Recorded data
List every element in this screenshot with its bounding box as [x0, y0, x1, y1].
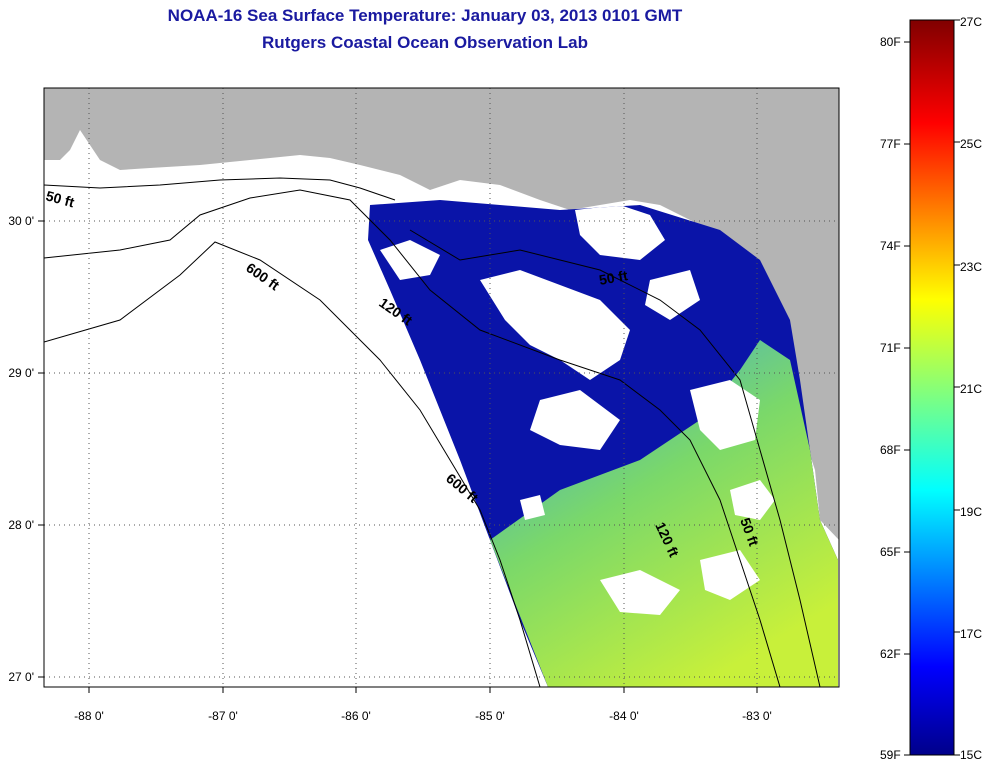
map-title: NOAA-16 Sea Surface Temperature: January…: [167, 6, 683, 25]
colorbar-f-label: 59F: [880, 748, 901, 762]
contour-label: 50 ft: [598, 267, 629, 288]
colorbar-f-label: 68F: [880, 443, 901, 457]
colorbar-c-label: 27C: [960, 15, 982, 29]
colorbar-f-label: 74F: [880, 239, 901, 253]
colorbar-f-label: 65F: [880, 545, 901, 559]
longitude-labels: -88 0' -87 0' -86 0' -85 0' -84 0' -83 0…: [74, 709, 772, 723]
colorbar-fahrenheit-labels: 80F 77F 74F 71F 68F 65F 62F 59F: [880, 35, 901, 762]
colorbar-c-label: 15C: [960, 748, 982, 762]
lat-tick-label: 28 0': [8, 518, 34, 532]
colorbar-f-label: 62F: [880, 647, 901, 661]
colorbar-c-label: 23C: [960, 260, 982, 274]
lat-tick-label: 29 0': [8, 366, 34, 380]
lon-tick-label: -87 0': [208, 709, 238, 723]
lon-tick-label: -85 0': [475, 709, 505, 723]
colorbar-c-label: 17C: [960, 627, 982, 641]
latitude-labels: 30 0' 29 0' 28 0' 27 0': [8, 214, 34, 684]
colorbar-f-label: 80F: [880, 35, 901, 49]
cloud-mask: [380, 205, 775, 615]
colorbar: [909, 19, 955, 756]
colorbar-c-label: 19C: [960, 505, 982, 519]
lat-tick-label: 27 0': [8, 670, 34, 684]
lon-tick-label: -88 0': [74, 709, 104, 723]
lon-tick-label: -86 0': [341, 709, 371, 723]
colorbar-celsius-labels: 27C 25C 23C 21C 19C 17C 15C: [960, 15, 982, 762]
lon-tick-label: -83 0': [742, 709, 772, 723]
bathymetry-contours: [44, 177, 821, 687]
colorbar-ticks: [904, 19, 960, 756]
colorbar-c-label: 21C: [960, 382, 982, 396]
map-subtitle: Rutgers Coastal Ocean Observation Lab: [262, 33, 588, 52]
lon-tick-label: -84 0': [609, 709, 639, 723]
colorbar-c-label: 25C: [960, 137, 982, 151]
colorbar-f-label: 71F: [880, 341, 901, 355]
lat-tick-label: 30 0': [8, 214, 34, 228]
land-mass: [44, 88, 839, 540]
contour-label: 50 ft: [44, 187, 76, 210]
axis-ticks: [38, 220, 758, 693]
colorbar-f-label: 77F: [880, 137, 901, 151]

* _What is being asked_: Reproduce all of the lines above word for word, leaving out the picture.

* _Answer for this exercise_:
List every element in this screenshot with its bounding box as [x0, y0, x1, y1].
map-title: NOAA-16 Sea Surface Temperature: January…: [167, 6, 683, 25]
colorbar-f-label: 59F: [880, 748, 901, 762]
contour-label: 50 ft: [598, 267, 629, 288]
colorbar-f-label: 68F: [880, 443, 901, 457]
colorbar-c-label: 27C: [960, 15, 982, 29]
colorbar-f-label: 74F: [880, 239, 901, 253]
colorbar-f-label: 65F: [880, 545, 901, 559]
longitude-labels: -88 0' -87 0' -86 0' -85 0' -84 0' -83 0…: [74, 709, 772, 723]
colorbar-fahrenheit-labels: 80F 77F 74F 71F 68F 65F 62F 59F: [880, 35, 901, 762]
colorbar-c-label: 15C: [960, 748, 982, 762]
lat-tick-label: 28 0': [8, 518, 34, 532]
colorbar-f-label: 62F: [880, 647, 901, 661]
colorbar-c-label: 23C: [960, 260, 982, 274]
lat-tick-label: 29 0': [8, 366, 34, 380]
lon-tick-label: -87 0': [208, 709, 238, 723]
lon-tick-label: -85 0': [475, 709, 505, 723]
colorbar-c-label: 17C: [960, 627, 982, 641]
latitude-labels: 30 0' 29 0' 28 0' 27 0': [8, 214, 34, 684]
colorbar-f-label: 80F: [880, 35, 901, 49]
cloud-mask: [380, 205, 775, 615]
colorbar: [909, 19, 955, 756]
colorbar-c-label: 19C: [960, 505, 982, 519]
lat-tick-label: 27 0': [8, 670, 34, 684]
lon-tick-label: -88 0': [74, 709, 104, 723]
lon-tick-label: -86 0': [341, 709, 371, 723]
colorbar-celsius-labels: 27C 25C 23C 21C 19C 17C 15C: [960, 15, 982, 762]
lon-tick-label: -83 0': [742, 709, 772, 723]
bathymetry-contours: [44, 177, 821, 687]
colorbar-ticks: [904, 19, 960, 756]
colorbar-c-label: 21C: [960, 382, 982, 396]
map-subtitle: Rutgers Coastal Ocean Observation Lab: [262, 33, 588, 52]
lon-tick-label: -84 0': [609, 709, 639, 723]
colorbar-c-label: 25C: [960, 137, 982, 151]
colorbar-f-label: 71F: [880, 341, 901, 355]
lat-tick-label: 30 0': [8, 214, 34, 228]
land-mass: [44, 88, 839, 540]
contour-label: 50 ft: [44, 187, 76, 210]
axis-ticks: [38, 220, 758, 693]
colorbar-f-label: 77F: [880, 137, 901, 151]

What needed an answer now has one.